Your task is to repeat the entries word for word while leaving out the pictures.

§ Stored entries
────────────────────────────────────────

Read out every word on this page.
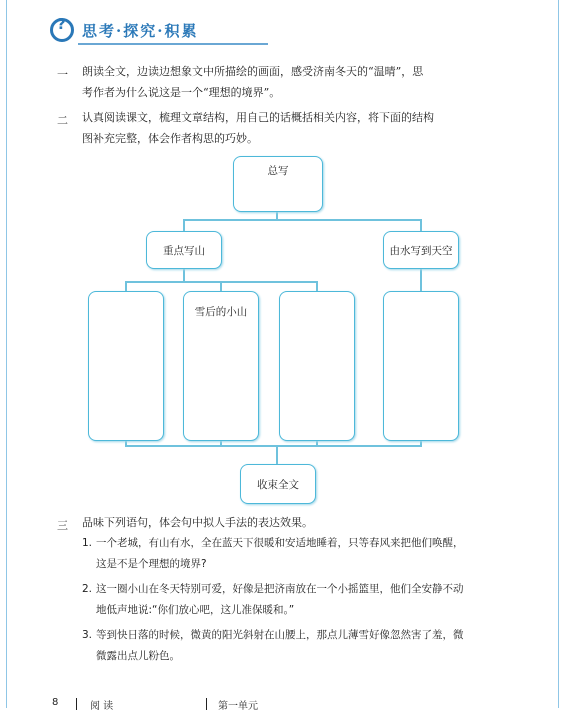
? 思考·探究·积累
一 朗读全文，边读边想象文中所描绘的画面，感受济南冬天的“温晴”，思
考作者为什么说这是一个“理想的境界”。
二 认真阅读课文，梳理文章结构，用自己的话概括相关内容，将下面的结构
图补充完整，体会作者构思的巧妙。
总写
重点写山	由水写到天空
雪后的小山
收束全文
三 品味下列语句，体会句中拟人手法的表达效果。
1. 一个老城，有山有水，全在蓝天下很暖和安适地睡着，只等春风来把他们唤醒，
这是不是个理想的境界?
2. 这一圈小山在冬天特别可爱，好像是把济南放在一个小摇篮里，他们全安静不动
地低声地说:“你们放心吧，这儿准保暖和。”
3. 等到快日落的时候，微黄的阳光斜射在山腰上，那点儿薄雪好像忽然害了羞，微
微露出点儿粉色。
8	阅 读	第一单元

────────────────────────────────────────

§ TASK RESULT
Read out every word on this page.
? 思考·探究·积累
一 朗读全文，边读边想象文中所描绘的画面，感受济南冬天的“温晴”，思
考作者为什么说这是一个“理想的境界”。
二 认真阅读课文，梳理文章结构，用自己的话概括相关内容，将下面的结构
图补充完整，体会作者构思的巧妙。
总写
重点写山	由水写到天空
雪后的小山
收束全文
三 品味下列语句，体会句中拟人手法的表达效果。
1. 一个老城，有山有水，全在蓝天下很暖和安适地睡着，只等春风来把他们唤醒，
这是不是个理想的境界?
2. 这一圈小山在冬天特别可爱，好像是把济南放在一个小摇篮里，他们全安静不动
地低声地说:“你们放心吧，这儿准保暖和。”
3. 等到快日落的时候，微黄的阳光斜射在山腰上，那点儿薄雪好像忽然害了羞，微
微露出点儿粉色。
8	阅 读	第一单元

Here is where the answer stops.